▶ ROWS:
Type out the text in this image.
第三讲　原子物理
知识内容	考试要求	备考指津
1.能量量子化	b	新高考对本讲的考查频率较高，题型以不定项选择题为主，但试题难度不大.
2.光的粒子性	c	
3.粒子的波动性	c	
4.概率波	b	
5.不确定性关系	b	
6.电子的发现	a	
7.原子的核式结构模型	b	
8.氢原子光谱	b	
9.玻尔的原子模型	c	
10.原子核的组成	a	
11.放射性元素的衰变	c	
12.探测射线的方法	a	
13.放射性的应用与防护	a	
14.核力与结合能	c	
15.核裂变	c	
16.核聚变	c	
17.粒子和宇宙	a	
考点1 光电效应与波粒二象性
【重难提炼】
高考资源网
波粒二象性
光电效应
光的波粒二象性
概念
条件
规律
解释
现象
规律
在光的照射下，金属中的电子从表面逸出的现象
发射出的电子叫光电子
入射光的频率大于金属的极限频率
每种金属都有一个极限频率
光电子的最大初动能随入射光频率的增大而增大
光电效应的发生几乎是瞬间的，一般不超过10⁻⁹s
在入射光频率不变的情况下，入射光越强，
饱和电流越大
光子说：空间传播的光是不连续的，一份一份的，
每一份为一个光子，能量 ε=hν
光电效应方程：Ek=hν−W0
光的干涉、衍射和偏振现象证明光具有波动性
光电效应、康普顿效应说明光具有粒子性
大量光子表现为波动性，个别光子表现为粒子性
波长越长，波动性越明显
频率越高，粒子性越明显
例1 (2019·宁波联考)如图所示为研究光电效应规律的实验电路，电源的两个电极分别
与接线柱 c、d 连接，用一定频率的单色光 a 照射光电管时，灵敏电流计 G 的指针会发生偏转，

▶ EXERCISE PROMPT: Retype the entries one by one, exactly.

▶ WRITTEN SOLUTION:
Type out the text in this image.
第三讲　原子物理
知识内容	考试要求	备考指津
1.能量量子化	b	新高考对本讲的考查频率较高，题型以不定项选择题为主，但试题难度不大.
2.光的粒子性	c	
3.粒子的波动性	c	
4.概率波	b	
5.不确定性关系	b	
6.电子的发现	a	
7.原子的核式结构模型	b	
8.氢原子光谱	b	
9.玻尔的原子模型	c	
10.原子核的组成	a	
11.放射性元素的衰变	c	
12.探测射线的方法	a	
13.放射性的应用与防护	a	
14.核力与结合能	c	
15.核裂变	c	
16.核聚变	c	
17.粒子和宇宙	a	
考点1 光电效应与波粒二象性
【重难提炼】
高考资源网
波粒二象性
光电效应
光的波粒二象性
概念
条件
规律
解释
现象
规律
在光的照射下，金属中的电子从表面逸出的现象
发射出的电子叫光电子
入射光的频率大于金属的极限频率
每种金属都有一个极限频率
光电子的最大初动能随入射光频率的增大而增大
光电效应的发生几乎是瞬间的，一般不超过10⁻⁹s
在入射光频率不变的情况下，入射光越强，
饱和电流越大
光子说：空间传播的光是不连续的，一份一份的，
每一份为一个光子，能量 ε=hν
光电效应方程：Ek=hν−W0
光的干涉、衍射和偏振现象证明光具有波动性
光电效应、康普顿效应说明光具有粒子性
大量光子表现为波动性，个别光子表现为粒子性
波长越长，波动性越明显
频率越高，粒子性越明显
例1 (2019·宁波联考)如图所示为研究光电效应规律的实验电路，电源的两个电极分别
与接线柱 c、d 连接，用一定频率的单色光 a 照射光电管时，灵敏电流计 G 的指针会发生偏转，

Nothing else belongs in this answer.